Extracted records
-.-.-

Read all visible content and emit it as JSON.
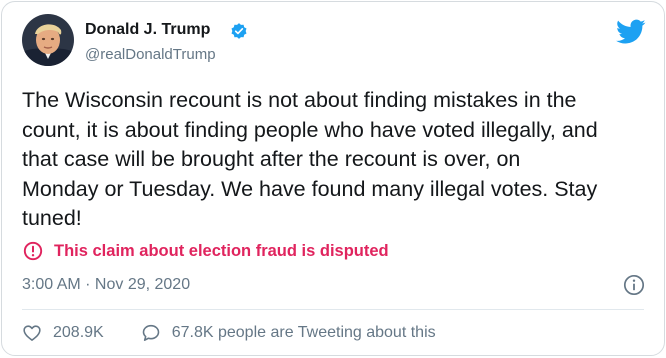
{
  "author": {
    "display_name": "Donald J. Trump",
    "handle": "@realDonaldTrump",
    "verified": true,
    "avatar_icon": "profile-photo",
    "verified_icon": "verified-badge-icon"
  },
  "brand": {
    "logo_icon": "twitter-bird-icon",
    "accent_color": "#1da1f2"
  },
  "tweet": {
    "text_lines": [
      "The Wisconsin recount is not about finding mistakes in the",
      "count, it is about finding people who have voted illegally, and",
      "that case will be brought after the recount is over, on",
      "Monday or Tuesday. We have found many illegal votes. Stay",
      "tuned!"
    ],
    "timestamp": "3:00 AM · Nov 29, 2020"
  },
  "notice": {
    "label": "This claim about election fraud is disputed",
    "icon": "exclamation-circle-icon",
    "color": "#e0245e"
  },
  "actions": {
    "likes_count": "208.9K",
    "like_icon": "heart-icon",
    "reply_label": "67.8K people are Tweeting about this",
    "reply_icon": "speech-bubble-icon",
    "info_icon": "info-icon"
  },
  "colors": {
    "text_primary": "#14171a",
    "text_secondary": "#657786",
    "border": "#d6dbdf"
  }
}
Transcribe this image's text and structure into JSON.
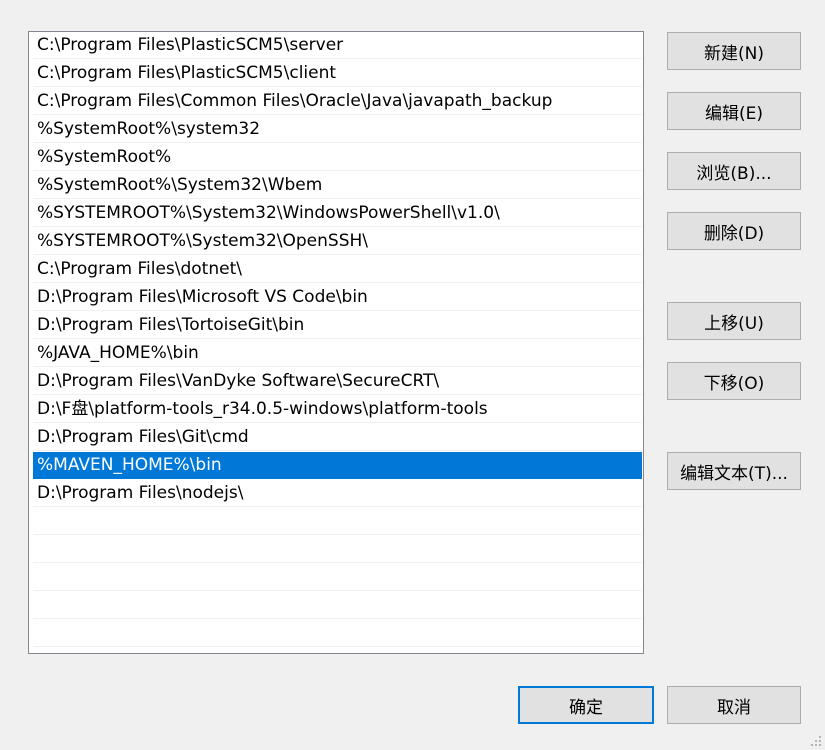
{
  "path_list": {
    "selected_index": 15,
    "items": [
      "C:\\Program Files\\PlasticSCM5\\server",
      "C:\\Program Files\\PlasticSCM5\\client",
      "C:\\Program Files\\Common Files\\Oracle\\Java\\javapath_backup",
      "%SystemRoot%\\system32",
      "%SystemRoot%",
      "%SystemRoot%\\System32\\Wbem",
      "%SYSTEMROOT%\\System32\\WindowsPowerShell\\v1.0\\",
      "%SYSTEMROOT%\\System32\\OpenSSH\\",
      "C:\\Program Files\\dotnet\\",
      "D:\\Program Files\\Microsoft VS Code\\bin",
      "D:\\Program Files\\TortoiseGit\\bin",
      "%JAVA_HOME%\\bin",
      "D:\\Program Files\\VanDyke Software\\SecureCRT\\",
      "D:\\F盘\\platform-tools_r34.0.5-windows\\platform-tools",
      "D:\\Program Files\\Git\\cmd",
      "%MAVEN_HOME%\\bin",
      "D:\\Program Files\\nodejs\\",
      "",
      "",
      "",
      "",
      ""
    ]
  },
  "buttons": {
    "new": "新建(N)",
    "edit": "编辑(E)",
    "browse": "浏览(B)...",
    "delete": "删除(D)",
    "move_up": "上移(U)",
    "move_down": "下移(O)",
    "edit_text": "编辑文本(T)...",
    "ok": "确定",
    "cancel": "取消"
  },
  "colors": {
    "selection": "#0078d7",
    "dialog_background": "#f0f0f0",
    "button_face": "#e1e1e1"
  }
}
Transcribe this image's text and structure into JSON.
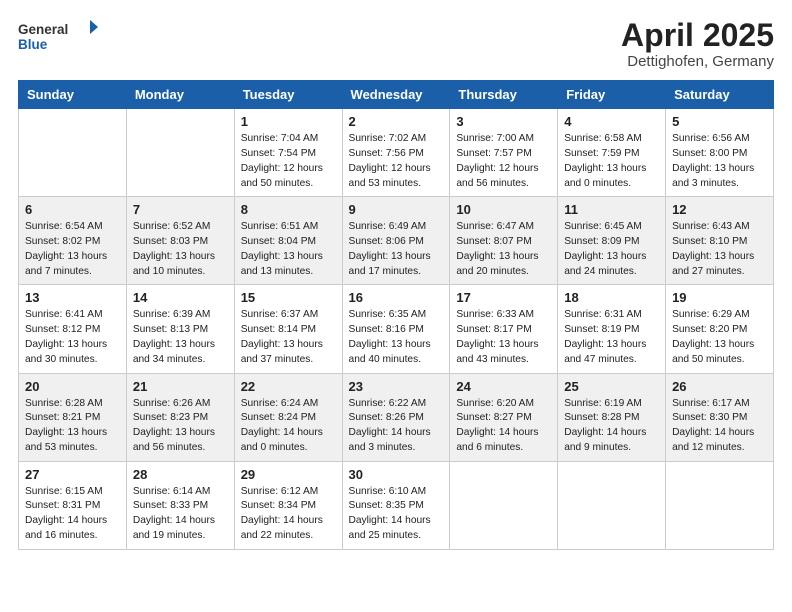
{
  "logo": {
    "general": "General",
    "blue": "Blue"
  },
  "header": {
    "title": "April 2025",
    "subtitle": "Dettighofen, Germany"
  },
  "weekdays": [
    "Sunday",
    "Monday",
    "Tuesday",
    "Wednesday",
    "Thursday",
    "Friday",
    "Saturday"
  ],
  "weeks": [
    [
      {
        "day": "",
        "text": ""
      },
      {
        "day": "",
        "text": ""
      },
      {
        "day": "1",
        "text": "Sunrise: 7:04 AM\nSunset: 7:54 PM\nDaylight: 12 hours and 50 minutes."
      },
      {
        "day": "2",
        "text": "Sunrise: 7:02 AM\nSunset: 7:56 PM\nDaylight: 12 hours and 53 minutes."
      },
      {
        "day": "3",
        "text": "Sunrise: 7:00 AM\nSunset: 7:57 PM\nDaylight: 12 hours and 56 minutes."
      },
      {
        "day": "4",
        "text": "Sunrise: 6:58 AM\nSunset: 7:59 PM\nDaylight: 13 hours and 0 minutes."
      },
      {
        "day": "5",
        "text": "Sunrise: 6:56 AM\nSunset: 8:00 PM\nDaylight: 13 hours and 3 minutes."
      }
    ],
    [
      {
        "day": "6",
        "text": "Sunrise: 6:54 AM\nSunset: 8:02 PM\nDaylight: 13 hours and 7 minutes."
      },
      {
        "day": "7",
        "text": "Sunrise: 6:52 AM\nSunset: 8:03 PM\nDaylight: 13 hours and 10 minutes."
      },
      {
        "day": "8",
        "text": "Sunrise: 6:51 AM\nSunset: 8:04 PM\nDaylight: 13 hours and 13 minutes."
      },
      {
        "day": "9",
        "text": "Sunrise: 6:49 AM\nSunset: 8:06 PM\nDaylight: 13 hours and 17 minutes."
      },
      {
        "day": "10",
        "text": "Sunrise: 6:47 AM\nSunset: 8:07 PM\nDaylight: 13 hours and 20 minutes."
      },
      {
        "day": "11",
        "text": "Sunrise: 6:45 AM\nSunset: 8:09 PM\nDaylight: 13 hours and 24 minutes."
      },
      {
        "day": "12",
        "text": "Sunrise: 6:43 AM\nSunset: 8:10 PM\nDaylight: 13 hours and 27 minutes."
      }
    ],
    [
      {
        "day": "13",
        "text": "Sunrise: 6:41 AM\nSunset: 8:12 PM\nDaylight: 13 hours and 30 minutes."
      },
      {
        "day": "14",
        "text": "Sunrise: 6:39 AM\nSunset: 8:13 PM\nDaylight: 13 hours and 34 minutes."
      },
      {
        "day": "15",
        "text": "Sunrise: 6:37 AM\nSunset: 8:14 PM\nDaylight: 13 hours and 37 minutes."
      },
      {
        "day": "16",
        "text": "Sunrise: 6:35 AM\nSunset: 8:16 PM\nDaylight: 13 hours and 40 minutes."
      },
      {
        "day": "17",
        "text": "Sunrise: 6:33 AM\nSunset: 8:17 PM\nDaylight: 13 hours and 43 minutes."
      },
      {
        "day": "18",
        "text": "Sunrise: 6:31 AM\nSunset: 8:19 PM\nDaylight: 13 hours and 47 minutes."
      },
      {
        "day": "19",
        "text": "Sunrise: 6:29 AM\nSunset: 8:20 PM\nDaylight: 13 hours and 50 minutes."
      }
    ],
    [
      {
        "day": "20",
        "text": "Sunrise: 6:28 AM\nSunset: 8:21 PM\nDaylight: 13 hours and 53 minutes."
      },
      {
        "day": "21",
        "text": "Sunrise: 6:26 AM\nSunset: 8:23 PM\nDaylight: 13 hours and 56 minutes."
      },
      {
        "day": "22",
        "text": "Sunrise: 6:24 AM\nSunset: 8:24 PM\nDaylight: 14 hours and 0 minutes."
      },
      {
        "day": "23",
        "text": "Sunrise: 6:22 AM\nSunset: 8:26 PM\nDaylight: 14 hours and 3 minutes."
      },
      {
        "day": "24",
        "text": "Sunrise: 6:20 AM\nSunset: 8:27 PM\nDaylight: 14 hours and 6 minutes."
      },
      {
        "day": "25",
        "text": "Sunrise: 6:19 AM\nSunset: 8:28 PM\nDaylight: 14 hours and 9 minutes."
      },
      {
        "day": "26",
        "text": "Sunrise: 6:17 AM\nSunset: 8:30 PM\nDaylight: 14 hours and 12 minutes."
      }
    ],
    [
      {
        "day": "27",
        "text": "Sunrise: 6:15 AM\nSunset: 8:31 PM\nDaylight: 14 hours and 16 minutes."
      },
      {
        "day": "28",
        "text": "Sunrise: 6:14 AM\nSunset: 8:33 PM\nDaylight: 14 hours and 19 minutes."
      },
      {
        "day": "29",
        "text": "Sunrise: 6:12 AM\nSunset: 8:34 PM\nDaylight: 14 hours and 22 minutes."
      },
      {
        "day": "30",
        "text": "Sunrise: 6:10 AM\nSunset: 8:35 PM\nDaylight: 14 hours and 25 minutes."
      },
      {
        "day": "",
        "text": ""
      },
      {
        "day": "",
        "text": ""
      },
      {
        "day": "",
        "text": ""
      }
    ]
  ]
}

-.-.-

### WORK TO BE COMPLETED
Reproduce every line of the material precisely, omitting its pictures.

### TASK ANSWER
Read all visible content and emit it as JSON.
{
  "author": {
    "display_name": "Donald J. Trump",
    "handle": "@realDonaldTrump",
    "verified": true,
    "avatar_icon": "profile-photo",
    "verified_icon": "verified-badge-icon"
  },
  "brand": {
    "logo_icon": "twitter-bird-icon",
    "accent_color": "#1da1f2"
  },
  "tweet": {
    "text_lines": [
      "The Wisconsin recount is not about finding mistakes in the",
      "count, it is about finding people who have voted illegally, and",
      "that case will be brought after the recount is over, on",
      "Monday or Tuesday. We have found many illegal votes. Stay",
      "tuned!"
    ],
    "timestamp": "3:00 AM · Nov 29, 2020"
  },
  "notice": {
    "label": "This claim about election fraud is disputed",
    "icon": "exclamation-circle-icon",
    "color": "#e0245e"
  },
  "actions": {
    "likes_count": "208.9K",
    "like_icon": "heart-icon",
    "reply_label": "67.8K people are Tweeting about this",
    "reply_icon": "speech-bubble-icon",
    "info_icon": "info-icon"
  },
  "colors": {
    "text_primary": "#14171a",
    "text_secondary": "#657786",
    "border": "#d6dbdf"
  }
}
Transcribe this image's text and structure into JSON.
{
  "path_list": {
    "selected_index": 15,
    "items": [
      "C:\\Program Files\\PlasticSCM5\\server",
      "C:\\Program Files\\PlasticSCM5\\client",
      "C:\\Program Files\\Common Files\\Oracle\\Java\\javapath_backup",
      "%SystemRoot%\\system32",
      "%SystemRoot%",
      "%SystemRoot%\\System32\\Wbem",
      "%SYSTEMROOT%\\System32\\WindowsPowerShell\\v1.0\\",
      "%SYSTEMROOT%\\System32\\OpenSSH\\",
      "C:\\Program Files\\dotnet\\",
      "D:\\Program Files\\Microsoft VS Code\\bin",
      "D:\\Program Files\\TortoiseGit\\bin",
      "%JAVA_HOME%\\bin",
      "D:\\Program Files\\VanDyke Software\\SecureCRT\\",
      "D:\\F盘\\platform-tools_r34.0.5-windows\\platform-tools",
      "D:\\Program Files\\Git\\cmd",
      "%MAVEN_HOME%\\bin",
      "D:\\Program Files\\nodejs\\",
      "",
      "",
      "",
      "",
      ""
    ]
  },
  "buttons": {
    "new": "新建(N)",
    "edit": "编辑(E)",
    "browse": "浏览(B)...",
    "delete": "删除(D)",
    "move_up": "上移(U)",
    "move_down": "下移(O)",
    "edit_text": "编辑文本(T)...",
    "ok": "确定",
    "cancel": "取消"
  },
  "colors": {
    "selection": "#0078d7",
    "dialog_background": "#f0f0f0",
    "button_face": "#e1e1e1"
  }
}
Transcribe this image's text and structure into JSON.
{
  "logo": {
    "general": "General",
    "blue": "Blue"
  },
  "header": {
    "title": "April 2025",
    "subtitle": "Dettighofen, Germany"
  },
  "weekdays": [
    "Sunday",
    "Monday",
    "Tuesday",
    "Wednesday",
    "Thursday",
    "Friday",
    "Saturday"
  ],
  "weeks": [
    [
      {
        "day": "",
        "text": ""
      },
      {
        "day": "",
        "text": ""
      },
      {
        "day": "1",
        "text": "Sunrise: 7:04 AM\nSunset: 7:54 PM\nDaylight: 12 hours and 50 minutes."
      },
      {
        "day": "2",
        "text": "Sunrise: 7:02 AM\nSunset: 7:56 PM\nDaylight: 12 hours and 53 minutes."
      },
      {
        "day": "3",
        "text": "Sunrise: 7:00 AM\nSunset: 7:57 PM\nDaylight: 12 hours and 56 minutes."
      },
      {
        "day": "4",
        "text": "Sunrise: 6:58 AM\nSunset: 7:59 PM\nDaylight: 13 hours and 0 minutes."
      },
      {
        "day": "5",
        "text": "Sunrise: 6:56 AM\nSunset: 8:00 PM\nDaylight: 13 hours and 3 minutes."
      }
    ],
    [
      {
        "day": "6",
        "text": "Sunrise: 6:54 AM\nSunset: 8:02 PM\nDaylight: 13 hours and 7 minutes."
      },
      {
        "day": "7",
        "text": "Sunrise: 6:52 AM\nSunset: 8:03 PM\nDaylight: 13 hours and 10 minutes."
      },
      {
        "day": "8",
        "text": "Sunrise: 6:51 AM\nSunset: 8:04 PM\nDaylight: 13 hours and 13 minutes."
      },
      {
        "day": "9",
        "text": "Sunrise: 6:49 AM\nSunset: 8:06 PM\nDaylight: 13 hours and 17 minutes."
      },
      {
        "day": "10",
        "text": "Sunrise: 6:47 AM\nSunset: 8:07 PM\nDaylight: 13 hours and 20 minutes."
      },
      {
        "day": "11",
        "text": "Sunrise: 6:45 AM\nSunset: 8:09 PM\nDaylight: 13 hours and 24 minutes."
      },
      {
        "day": "12",
        "text": "Sunrise: 6:43 AM\nSunset: 8:10 PM\nDaylight: 13 hours and 27 minutes."
      }
    ],
    [
      {
        "day": "13",
        "text": "Sunrise: 6:41 AM\nSunset: 8:12 PM\nDaylight: 13 hours and 30 minutes."
      },
      {
        "day": "14",
        "text": "Sunrise: 6:39 AM\nSunset: 8:13 PM\nDaylight: 13 hours and 34 minutes."
      },
      {
        "day": "15",
        "text": "Sunrise: 6:37 AM\nSunset: 8:14 PM\nDaylight: 13 hours and 37 minutes."
      },
      {
        "day": "16",
        "text": "Sunrise: 6:35 AM\nSunset: 8:16 PM\nDaylight: 13 hours and 40 minutes."
      },
      {
        "day": "17",
        "text": "Sunrise: 6:33 AM\nSunset: 8:17 PM\nDaylight: 13 hours and 43 minutes."
      },
      {
        "day": "18",
        "text": "Sunrise: 6:31 AM\nSunset: 8:19 PM\nDaylight: 13 hours and 47 minutes."
      },
      {
        "day": "19",
        "text": "Sunrise: 6:29 AM\nSunset: 8:20 PM\nDaylight: 13 hours and 50 minutes."
      }
    ],
    [
      {
        "day": "20",
        "text": "Sunrise: 6:28 AM\nSunset: 8:21 PM\nDaylight: 13 hours and 53 minutes."
      },
      {
        "day": "21",
        "text": "Sunrise: 6:26 AM\nSunset: 8:23 PM\nDaylight: 13 hours and 56 minutes."
      },
      {
        "day": "22",
        "text": "Sunrise: 6:24 AM\nSunset: 8:24 PM\nDaylight: 14 hours and 0 minutes."
      },
      {
        "day": "23",
        "text": "Sunrise: 6:22 AM\nSunset: 8:26 PM\nDaylight: 14 hours and 3 minutes."
      },
      {
        "day": "24",
        "text": "Sunrise: 6:20 AM\nSunset: 8:27 PM\nDaylight: 14 hours and 6 minutes."
      },
      {
        "day": "25",
        "text": "Sunrise: 6:19 AM\nSunset: 8:28 PM\nDaylight: 14 hours and 9 minutes."
      },
      {
        "day": "26",
        "text": "Sunrise: 6:17 AM\nSunset: 8:30 PM\nDaylight: 14 hours and 12 minutes."
      }
    ],
    [
      {
        "day": "27",
        "text": "Sunrise: 6:15 AM\nSunset: 8:31 PM\nDaylight: 14 hours and 16 minutes."
      },
      {
        "day": "28",
        "text": "Sunrise: 6:14 AM\nSunset: 8:33 PM\nDaylight: 14 hours and 19 minutes."
      },
      {
        "day": "29",
        "text": "Sunrise: 6:12 AM\nSunset: 8:34 PM\nDaylight: 14 hours and 22 minutes."
      },
      {
        "day": "30",
        "text": "Sunrise: 6:10 AM\nSunset: 8:35 PM\nDaylight: 14 hours and 25 minutes."
      },
      {
        "day": "",
        "text": ""
      },
      {
        "day": "",
        "text": ""
      },
      {
        "day": "",
        "text": ""
      }
    ]
  ]
}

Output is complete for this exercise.